----- EXTRACTED INFORMATION

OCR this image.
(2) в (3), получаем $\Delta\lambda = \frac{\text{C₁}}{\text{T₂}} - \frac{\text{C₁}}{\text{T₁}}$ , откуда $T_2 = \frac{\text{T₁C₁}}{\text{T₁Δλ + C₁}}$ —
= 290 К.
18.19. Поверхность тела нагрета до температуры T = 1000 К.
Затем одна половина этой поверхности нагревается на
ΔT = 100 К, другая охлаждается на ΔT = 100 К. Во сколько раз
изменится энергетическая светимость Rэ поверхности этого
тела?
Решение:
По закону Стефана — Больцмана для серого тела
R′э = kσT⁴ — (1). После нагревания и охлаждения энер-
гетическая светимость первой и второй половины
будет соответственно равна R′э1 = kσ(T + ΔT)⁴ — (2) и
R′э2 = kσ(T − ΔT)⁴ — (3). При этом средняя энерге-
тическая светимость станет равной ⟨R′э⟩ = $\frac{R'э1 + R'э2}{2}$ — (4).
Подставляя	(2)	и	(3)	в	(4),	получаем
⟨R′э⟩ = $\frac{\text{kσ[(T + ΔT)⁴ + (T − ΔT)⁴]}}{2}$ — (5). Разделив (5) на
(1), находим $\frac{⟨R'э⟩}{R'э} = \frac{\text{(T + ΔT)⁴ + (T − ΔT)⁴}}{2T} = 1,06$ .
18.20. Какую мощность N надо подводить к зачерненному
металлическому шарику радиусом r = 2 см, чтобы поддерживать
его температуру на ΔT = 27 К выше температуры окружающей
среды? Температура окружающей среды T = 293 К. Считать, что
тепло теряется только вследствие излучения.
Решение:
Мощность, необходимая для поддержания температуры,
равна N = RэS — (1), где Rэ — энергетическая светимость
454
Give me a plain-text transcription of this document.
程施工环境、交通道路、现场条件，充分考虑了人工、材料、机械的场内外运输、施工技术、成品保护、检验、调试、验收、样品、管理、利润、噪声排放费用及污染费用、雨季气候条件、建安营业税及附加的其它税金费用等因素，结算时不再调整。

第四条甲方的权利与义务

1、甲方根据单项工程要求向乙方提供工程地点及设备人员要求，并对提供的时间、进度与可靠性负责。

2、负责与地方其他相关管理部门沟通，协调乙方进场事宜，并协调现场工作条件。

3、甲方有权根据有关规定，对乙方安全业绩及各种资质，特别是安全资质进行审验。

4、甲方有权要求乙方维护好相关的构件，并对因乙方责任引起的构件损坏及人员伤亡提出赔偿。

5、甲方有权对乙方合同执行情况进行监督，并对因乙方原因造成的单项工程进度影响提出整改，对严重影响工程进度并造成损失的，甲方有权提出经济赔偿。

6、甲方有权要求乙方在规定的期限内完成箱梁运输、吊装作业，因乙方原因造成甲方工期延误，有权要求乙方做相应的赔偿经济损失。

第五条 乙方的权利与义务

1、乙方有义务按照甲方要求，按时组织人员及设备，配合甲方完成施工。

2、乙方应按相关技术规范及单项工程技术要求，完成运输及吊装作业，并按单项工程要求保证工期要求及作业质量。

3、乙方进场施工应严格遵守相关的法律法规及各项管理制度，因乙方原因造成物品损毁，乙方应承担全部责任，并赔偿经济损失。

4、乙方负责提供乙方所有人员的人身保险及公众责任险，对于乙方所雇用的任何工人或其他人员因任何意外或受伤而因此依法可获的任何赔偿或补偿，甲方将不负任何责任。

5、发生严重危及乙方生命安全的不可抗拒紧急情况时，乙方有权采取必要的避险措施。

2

----------

= YOUR OBJECTIVE =
For the records above, state how many lines include the string "тела", giving the number and nothing else.

= THE COMPLETED TASK =
3